** begin EXTRACTED RECORDS **

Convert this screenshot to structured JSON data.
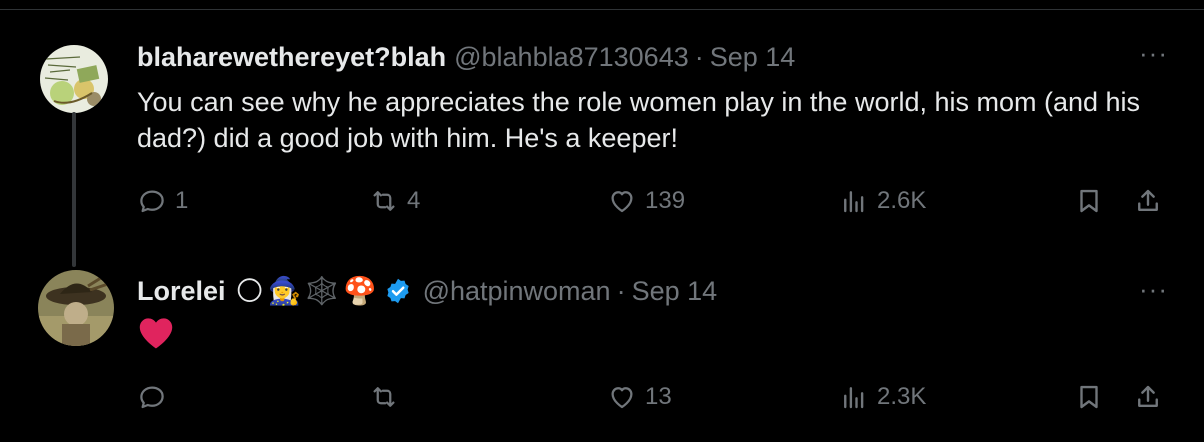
{
  "tweets": [
    {
      "display_name": "blaharewethereyet?blah",
      "handle": "@blahbla87130643",
      "separator": "·",
      "date": "Sep 14",
      "more_label": "···",
      "text": "You can see why he appreciates the role women play in the world, his mom (and his dad?) did a good job with him.  He's a keeper!",
      "counts": {
        "replies": "1",
        "reposts": "4",
        "likes": "139",
        "views": "2.6K"
      }
    },
    {
      "display_name": "Lorelei",
      "name_emojis": [
        "🌕",
        "🧙‍♀️",
        "🕸️",
        "🍄"
      ],
      "verified": true,
      "handle": "@hatpinwoman",
      "separator": "·",
      "date": "Sep 14",
      "more_label": "···",
      "text": "❤️",
      "counts": {
        "replies": "",
        "reposts": "",
        "likes": "13",
        "views": "2.3K"
      }
    }
  ],
  "colors": {
    "background": "#000000",
    "text": "#e7e9ea",
    "muted": "#71767b",
    "verified": "#1d9bf0",
    "heart": "#f91880"
  },
  "icons": [
    "reply-icon",
    "repost-icon",
    "like-icon",
    "views-icon",
    "bookmark-icon",
    "share-icon",
    "more-icon",
    "verified-badge-icon"
  ]
}
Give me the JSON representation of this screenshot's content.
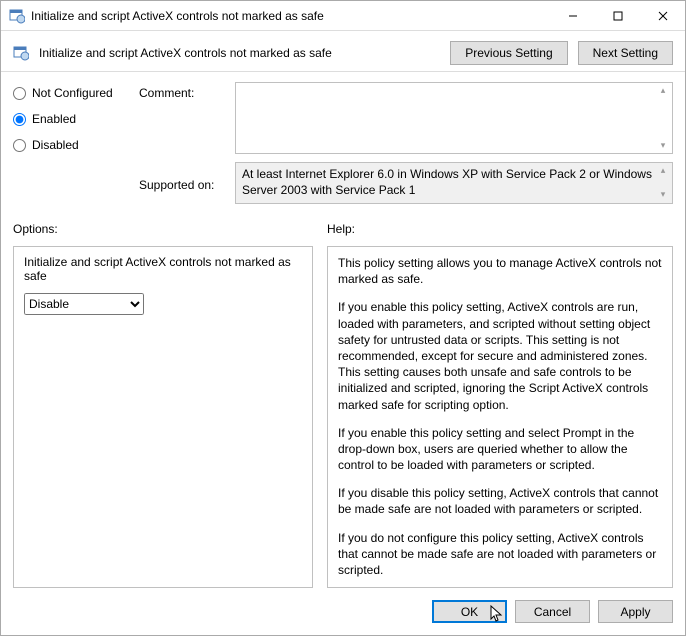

** end EXTRACTED RECORDS **

= EXERCISE GOAL =
Every record is to be reproduced exactly, with no pictures included.

= OUTPUT =
Convert this screenshot to structured JSON data.
{
  "tweets": [
    {
      "display_name": "blaharewethereyet?blah",
      "handle": "@blahbla87130643",
      "separator": "·",
      "date": "Sep 14",
      "more_label": "···",
      "text": "You can see why he appreciates the role women play in the world, his mom (and his dad?) did a good job with him.  He's a keeper!",
      "counts": {
        "replies": "1",
        "reposts": "4",
        "likes": "139",
        "views": "2.6K"
      }
    },
    {
      "display_name": "Lorelei",
      "name_emojis": [
        "🌕",
        "🧙‍♀️",
        "🕸️",
        "🍄"
      ],
      "verified": true,
      "handle": "@hatpinwoman",
      "separator": "·",
      "date": "Sep 14",
      "more_label": "···",
      "text": "❤️",
      "counts": {
        "replies": "",
        "reposts": "",
        "likes": "13",
        "views": "2.3K"
      }
    }
  ],
  "colors": {
    "background": "#000000",
    "text": "#e7e9ea",
    "muted": "#71767b",
    "verified": "#1d9bf0",
    "heart": "#f91880"
  },
  "icons": [
    "reply-icon",
    "repost-icon",
    "like-icon",
    "views-icon",
    "bookmark-icon",
    "share-icon",
    "more-icon",
    "verified-badge-icon"
  ]
}
Give me the JSON representation of this screenshot's content.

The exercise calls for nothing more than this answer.